### Listed records
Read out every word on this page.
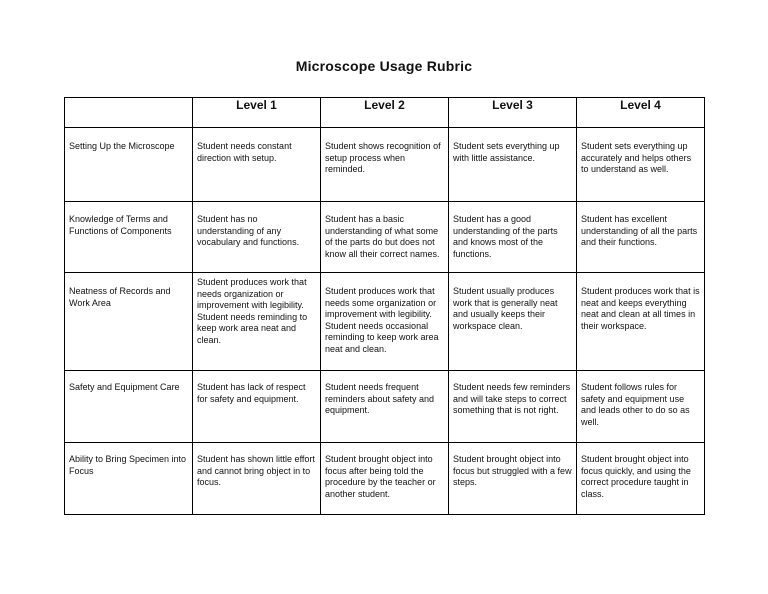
Microscope Usage Rubric
	Level 1	Level 2	Level 3	Level 4
Setting Up the Microscope	Student needs constant direction with setup.	Student shows recognition of setup process when reminded.	Student sets everything up with little assistance.	Student sets everything up accurately and helps others to understand as well.
Knowledge of Terms and Functions of Components	Student has no understanding of any vocabulary and functions.	Student has a basic understanding of what some of the parts do but does not know all their correct names.	Student has a good understanding of the parts and knows most of the functions.	Student has excellent understanding of all the parts and their functions.
Neatness of Records and Work Area	Student produces work that needs organization or improvement with legibility. Student needs reminding to keep work area neat and clean.	Student produces work that needs some organization or improvement with legibility. Student needs occasional reminding to keep work area neat and clean.	Student usually produces work that is generally neat and usually keeps their workspace clean.	Student produces work that is neat and keeps everything neat and clean at all times in their workspace.
Safety and Equipment Care	Student has lack of respect for safety and equipment.	Student needs frequent reminders about safety and equipment.	Student needs few reminders and will take steps to correct something that is not right.	Student follows rules for safety and equipment use and leads other to do so as well.
Ability to Bring Specimen into Focus	Student has shown little effort and cannot bring object in to focus.	Student brought object into focus after being told the procedure by the teacher or another student.	Student brought object into focus but struggled with a few steps.	Student brought object into focus quickly, and using the correct procedure taught in class.
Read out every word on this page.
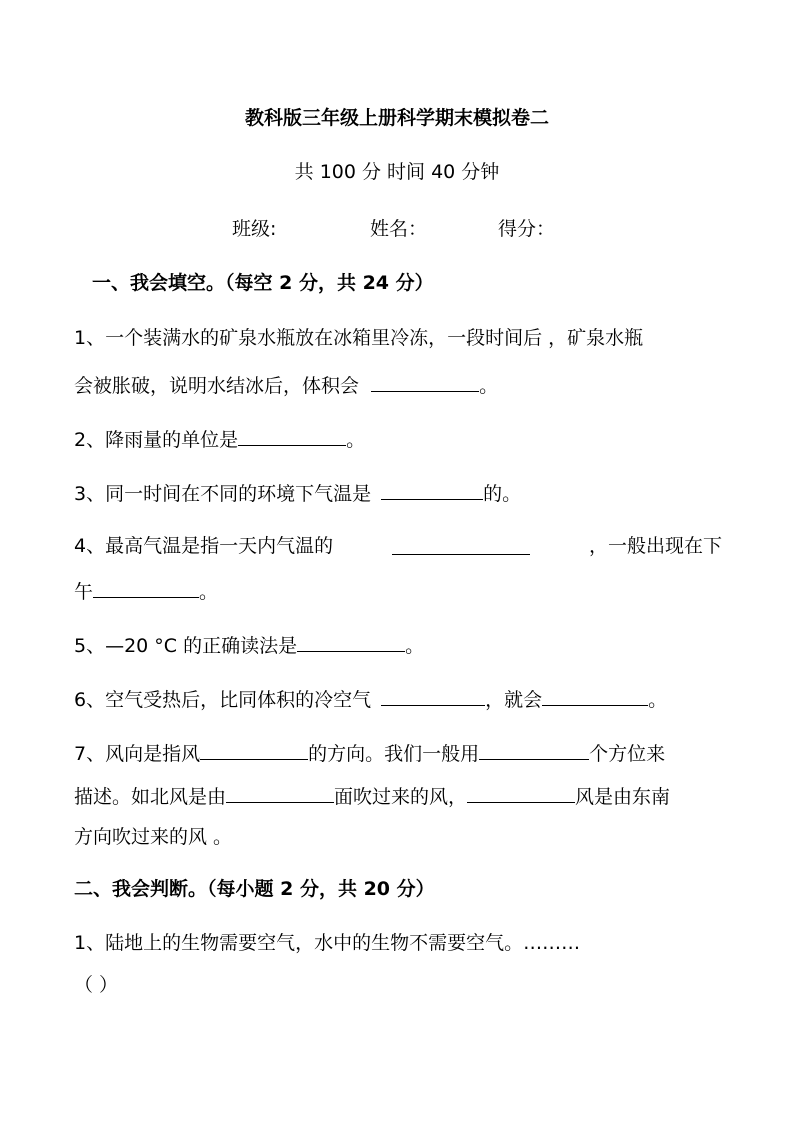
教科版三年级上册科学期末模拟卷二
共 100 分 时间 40 分钟
班级:	姓名：	得分：
一、我会填空。（每空 2 分，共 24 分）
1、一个装满水的矿泉水瓶放在冰箱里冷冻，一段时间后 ，矿泉水瓶
会被胀破，说明水结冰后，体积会	。
2、降雨量的单位是	。
3、同一时间在不同的环境下气温是	的。
4、最高气温是指一天内气温的	，一般出现在下
午	。
5、—20 °C 的正确读法是	。
6、空气受热后，比同体积的冷空气	，就会	。
7、风向是指风	的方向。我们一般用	个方位来
描述。如北风是由	面吹过来的风，	风是由东南
方向吹过来的风 。
二、我会判断。（每小题 2 分，共 20 分）
1、陆地上的生物需要空气，水中的生物不需要空气。………
（ ）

### What is needed
Omit the pictures, and quote the material above exactly as given.

### Reply to the exercise
Read out every word on this page.
Microscope Usage Rubric
	Level 1	Level 2	Level 3	Level 4
Setting Up the Microscope	Student needs constant direction with setup.	Student shows recognition of setup process when reminded.	Student sets everything up with little assistance.	Student sets everything up accurately and helps others to understand as well.
Knowledge of Terms and Functions of Components	Student has no understanding of any vocabulary and functions.	Student has a basic understanding of what some of the parts do but does not know all their correct names.	Student has a good understanding of the parts and knows most of the functions.	Student has excellent understanding of all the parts and their functions.
Neatness of Records and Work Area	Student produces work that needs organization or improvement with legibility. Student needs reminding to keep work area neat and clean.	Student produces work that needs some organization or improvement with legibility. Student needs occasional reminding to keep work area neat and clean.	Student usually produces work that is generally neat and usually keeps their workspace clean.	Student produces work that is neat and keeps everything neat and clean at all times in their workspace.
Safety and Equipment Care	Student has lack of respect for safety and equipment.	Student needs frequent reminders about safety and equipment.	Student needs few reminders and will take steps to correct something that is not right.	Student follows rules for safety and equipment use and leads other to do so as well.
Ability to Bring Specimen into Focus	Student has shown little effort and cannot bring object in to focus.	Student brought object into focus after being told the procedure by the teacher or another student.	Student brought object into focus but struggled with a few steps.	Student brought object into focus quickly, and using the correct procedure taught in class.
Read out every word on this page.
教科版三年级上册科学期末模拟卷二
共 100 分 时间 40 分钟
班级:	姓名：	得分：
一、我会填空。（每空 2 分，共 24 分）
1、一个装满水的矿泉水瓶放在冰箱里冷冻，一段时间后 ，矿泉水瓶
会被胀破，说明水结冰后，体积会	。
2、降雨量的单位是	。
3、同一时间在不同的环境下气温是	的。
4、最高气温是指一天内气温的	，一般出现在下
午	。
5、—20 °C 的正确读法是	。
6、空气受热后，比同体积的冷空气	，就会	。
7、风向是指风	的方向。我们一般用	个方位来
描述。如北风是由	面吹过来的风，	风是由东南
方向吹过来的风 。
二、我会判断。（每小题 2 分，共 20 分）
1、陆地上的生物需要空气，水中的生物不需要空气。………
（ ）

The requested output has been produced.